- **DATA SUPPLIED**
####################

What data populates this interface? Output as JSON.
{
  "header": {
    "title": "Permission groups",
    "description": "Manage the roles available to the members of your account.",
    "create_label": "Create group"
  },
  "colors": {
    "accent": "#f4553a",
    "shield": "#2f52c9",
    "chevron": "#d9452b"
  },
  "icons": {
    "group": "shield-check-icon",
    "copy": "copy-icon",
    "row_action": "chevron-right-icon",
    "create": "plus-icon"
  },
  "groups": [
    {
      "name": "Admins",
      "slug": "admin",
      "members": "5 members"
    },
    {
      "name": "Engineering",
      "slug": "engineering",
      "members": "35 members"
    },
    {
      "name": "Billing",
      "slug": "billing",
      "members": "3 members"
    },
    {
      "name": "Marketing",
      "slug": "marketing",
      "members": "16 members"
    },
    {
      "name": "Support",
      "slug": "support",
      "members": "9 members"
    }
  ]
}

####################

- **WHAT YOU WILL DO**
Write the listing out again, exactly as shown above.

- **COMPLETED EXERCISE**
What data populates this interface? Output as JSON.
{
  "header": {
    "title": "Permission groups",
    "description": "Manage the roles available to the members of your account.",
    "create_label": "Create group"
  },
  "colors": {
    "accent": "#f4553a",
    "shield": "#2f52c9",
    "chevron": "#d9452b"
  },
  "icons": {
    "group": "shield-check-icon",
    "copy": "copy-icon",
    "row_action": "chevron-right-icon",
    "create": "plus-icon"
  },
  "groups": [
    {
      "name": "Admins",
      "slug": "admin",
      "members": "5 members"
    },
    {
      "name": "Engineering",
      "slug": "engineering",
      "members": "35 members"
    },
    {
      "name": "Billing",
      "slug": "billing",
      "members": "3 members"
    },
    {
      "name": "Marketing",
      "slug": "marketing",
      "members": "16 members"
    },
    {
      "name": "Support",
      "slug": "support",
      "members": "9 members"
    }
  ]
}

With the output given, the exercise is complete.